TASK DIRECTIONS: Among the entries, which lines carry the string "Filter"? Copy each of them.
• • • • • • •
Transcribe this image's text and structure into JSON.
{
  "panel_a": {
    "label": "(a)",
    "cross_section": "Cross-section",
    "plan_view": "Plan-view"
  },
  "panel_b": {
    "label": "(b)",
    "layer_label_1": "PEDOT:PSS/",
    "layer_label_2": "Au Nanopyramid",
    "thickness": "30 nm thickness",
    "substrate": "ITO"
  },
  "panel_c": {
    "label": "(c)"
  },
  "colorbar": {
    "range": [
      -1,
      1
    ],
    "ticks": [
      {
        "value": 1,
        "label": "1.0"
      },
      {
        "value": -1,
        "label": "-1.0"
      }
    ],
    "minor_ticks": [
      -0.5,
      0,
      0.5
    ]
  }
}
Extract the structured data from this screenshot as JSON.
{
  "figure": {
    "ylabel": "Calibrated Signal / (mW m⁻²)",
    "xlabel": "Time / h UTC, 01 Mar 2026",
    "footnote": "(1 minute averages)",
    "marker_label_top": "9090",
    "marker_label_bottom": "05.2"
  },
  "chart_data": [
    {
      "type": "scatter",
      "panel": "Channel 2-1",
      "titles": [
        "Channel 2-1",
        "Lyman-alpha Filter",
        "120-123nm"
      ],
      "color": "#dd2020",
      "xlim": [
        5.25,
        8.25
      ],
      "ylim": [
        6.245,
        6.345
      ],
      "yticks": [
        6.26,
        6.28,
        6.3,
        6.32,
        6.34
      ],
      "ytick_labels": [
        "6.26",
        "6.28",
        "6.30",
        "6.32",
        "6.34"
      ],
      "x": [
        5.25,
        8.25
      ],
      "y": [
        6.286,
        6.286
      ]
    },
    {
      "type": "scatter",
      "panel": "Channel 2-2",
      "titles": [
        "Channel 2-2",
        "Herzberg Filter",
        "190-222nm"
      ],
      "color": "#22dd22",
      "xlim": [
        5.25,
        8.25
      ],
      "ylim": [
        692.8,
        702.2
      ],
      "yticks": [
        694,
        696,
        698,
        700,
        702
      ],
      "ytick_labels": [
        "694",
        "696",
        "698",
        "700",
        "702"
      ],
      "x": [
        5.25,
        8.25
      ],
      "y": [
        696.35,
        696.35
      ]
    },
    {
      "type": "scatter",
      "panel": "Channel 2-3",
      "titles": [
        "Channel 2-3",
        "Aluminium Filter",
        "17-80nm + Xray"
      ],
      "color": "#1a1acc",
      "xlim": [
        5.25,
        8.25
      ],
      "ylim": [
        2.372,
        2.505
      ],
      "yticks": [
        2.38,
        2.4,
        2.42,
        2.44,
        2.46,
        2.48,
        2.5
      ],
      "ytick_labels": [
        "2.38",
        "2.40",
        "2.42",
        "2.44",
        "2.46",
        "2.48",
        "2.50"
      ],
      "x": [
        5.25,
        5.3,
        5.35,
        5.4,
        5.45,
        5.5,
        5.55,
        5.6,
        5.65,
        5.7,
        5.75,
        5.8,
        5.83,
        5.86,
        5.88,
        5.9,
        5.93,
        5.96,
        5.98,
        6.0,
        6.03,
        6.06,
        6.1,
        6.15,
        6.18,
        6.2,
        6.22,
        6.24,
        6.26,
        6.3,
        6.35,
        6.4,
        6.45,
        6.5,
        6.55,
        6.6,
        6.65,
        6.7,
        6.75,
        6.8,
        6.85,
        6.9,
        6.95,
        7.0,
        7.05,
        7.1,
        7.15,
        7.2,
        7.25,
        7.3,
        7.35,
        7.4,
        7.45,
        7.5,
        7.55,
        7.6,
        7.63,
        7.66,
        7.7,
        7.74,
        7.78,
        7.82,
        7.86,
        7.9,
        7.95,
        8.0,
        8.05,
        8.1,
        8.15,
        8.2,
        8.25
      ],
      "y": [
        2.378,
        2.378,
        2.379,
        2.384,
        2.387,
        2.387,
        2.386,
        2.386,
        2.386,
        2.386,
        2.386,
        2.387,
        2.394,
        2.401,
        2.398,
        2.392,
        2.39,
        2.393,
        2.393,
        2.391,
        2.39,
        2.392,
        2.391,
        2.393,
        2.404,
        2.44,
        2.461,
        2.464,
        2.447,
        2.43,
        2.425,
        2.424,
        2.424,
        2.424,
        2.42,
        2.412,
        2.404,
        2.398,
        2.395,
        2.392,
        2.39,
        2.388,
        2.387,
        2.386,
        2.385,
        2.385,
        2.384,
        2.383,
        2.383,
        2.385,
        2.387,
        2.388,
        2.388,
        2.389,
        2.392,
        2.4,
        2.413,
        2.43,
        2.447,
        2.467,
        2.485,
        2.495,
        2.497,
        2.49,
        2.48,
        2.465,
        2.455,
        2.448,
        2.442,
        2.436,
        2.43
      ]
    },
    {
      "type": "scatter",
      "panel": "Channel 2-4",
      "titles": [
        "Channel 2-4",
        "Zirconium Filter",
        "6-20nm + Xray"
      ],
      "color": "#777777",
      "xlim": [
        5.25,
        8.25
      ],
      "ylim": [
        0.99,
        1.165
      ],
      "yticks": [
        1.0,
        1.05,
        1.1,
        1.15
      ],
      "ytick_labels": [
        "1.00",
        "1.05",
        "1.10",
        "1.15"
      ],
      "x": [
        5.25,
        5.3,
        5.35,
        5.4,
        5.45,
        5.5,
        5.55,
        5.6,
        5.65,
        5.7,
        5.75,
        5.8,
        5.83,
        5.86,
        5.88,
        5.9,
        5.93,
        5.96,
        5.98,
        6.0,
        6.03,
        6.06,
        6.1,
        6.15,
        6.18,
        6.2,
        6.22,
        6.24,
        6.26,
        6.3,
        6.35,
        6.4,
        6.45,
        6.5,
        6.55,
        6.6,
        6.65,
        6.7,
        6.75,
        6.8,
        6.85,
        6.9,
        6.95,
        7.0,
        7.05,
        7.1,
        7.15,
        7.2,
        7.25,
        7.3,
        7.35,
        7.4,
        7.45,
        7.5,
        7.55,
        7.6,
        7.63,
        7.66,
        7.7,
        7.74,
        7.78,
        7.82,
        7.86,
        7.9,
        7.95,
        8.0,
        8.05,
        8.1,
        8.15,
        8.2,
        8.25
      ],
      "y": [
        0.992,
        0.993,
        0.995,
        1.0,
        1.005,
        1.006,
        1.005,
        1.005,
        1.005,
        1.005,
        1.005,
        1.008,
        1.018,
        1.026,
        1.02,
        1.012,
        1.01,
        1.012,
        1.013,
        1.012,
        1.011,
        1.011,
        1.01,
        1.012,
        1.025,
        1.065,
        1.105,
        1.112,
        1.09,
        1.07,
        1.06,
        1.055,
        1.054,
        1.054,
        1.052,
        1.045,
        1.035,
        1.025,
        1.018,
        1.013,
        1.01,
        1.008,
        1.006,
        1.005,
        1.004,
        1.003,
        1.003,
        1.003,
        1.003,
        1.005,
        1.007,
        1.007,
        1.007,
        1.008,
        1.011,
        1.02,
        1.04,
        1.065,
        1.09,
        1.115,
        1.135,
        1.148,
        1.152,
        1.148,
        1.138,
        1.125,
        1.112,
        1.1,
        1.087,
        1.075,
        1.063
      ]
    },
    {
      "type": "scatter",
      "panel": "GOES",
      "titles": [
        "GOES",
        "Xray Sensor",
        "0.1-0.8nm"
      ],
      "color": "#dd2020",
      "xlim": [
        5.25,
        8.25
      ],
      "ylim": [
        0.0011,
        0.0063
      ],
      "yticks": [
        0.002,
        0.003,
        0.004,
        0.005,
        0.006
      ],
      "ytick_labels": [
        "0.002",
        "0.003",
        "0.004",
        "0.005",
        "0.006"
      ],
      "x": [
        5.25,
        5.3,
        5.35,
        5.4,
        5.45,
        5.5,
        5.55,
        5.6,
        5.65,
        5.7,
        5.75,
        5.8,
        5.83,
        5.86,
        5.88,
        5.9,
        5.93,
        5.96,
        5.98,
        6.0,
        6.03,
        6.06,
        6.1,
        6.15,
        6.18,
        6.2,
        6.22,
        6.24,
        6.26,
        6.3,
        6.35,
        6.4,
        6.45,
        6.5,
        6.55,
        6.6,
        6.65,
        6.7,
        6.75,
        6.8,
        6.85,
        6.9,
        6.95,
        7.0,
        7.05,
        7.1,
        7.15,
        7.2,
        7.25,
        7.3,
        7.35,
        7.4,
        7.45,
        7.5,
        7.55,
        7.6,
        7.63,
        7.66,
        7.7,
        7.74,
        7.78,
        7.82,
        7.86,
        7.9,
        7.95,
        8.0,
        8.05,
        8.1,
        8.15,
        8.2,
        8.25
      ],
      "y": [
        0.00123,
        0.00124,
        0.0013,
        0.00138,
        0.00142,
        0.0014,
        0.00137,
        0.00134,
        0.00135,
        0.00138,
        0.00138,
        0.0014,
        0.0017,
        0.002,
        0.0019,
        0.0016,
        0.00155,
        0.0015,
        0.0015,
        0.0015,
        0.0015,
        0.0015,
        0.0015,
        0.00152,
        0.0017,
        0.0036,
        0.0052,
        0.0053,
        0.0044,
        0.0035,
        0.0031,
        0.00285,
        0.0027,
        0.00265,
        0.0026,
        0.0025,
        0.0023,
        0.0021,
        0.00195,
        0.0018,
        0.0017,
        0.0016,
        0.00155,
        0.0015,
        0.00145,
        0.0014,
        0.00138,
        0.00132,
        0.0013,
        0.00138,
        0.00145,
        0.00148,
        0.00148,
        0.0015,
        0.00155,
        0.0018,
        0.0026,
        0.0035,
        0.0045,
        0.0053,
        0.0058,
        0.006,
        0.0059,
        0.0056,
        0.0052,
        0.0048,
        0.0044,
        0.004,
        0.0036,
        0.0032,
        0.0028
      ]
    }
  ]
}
• • • • • • •
WRITTEN SOLUTION:
        "Lyman-alpha Filter",
        "Herzberg Filter",
        "Aluminium Filter",
        "Zirconium Filter",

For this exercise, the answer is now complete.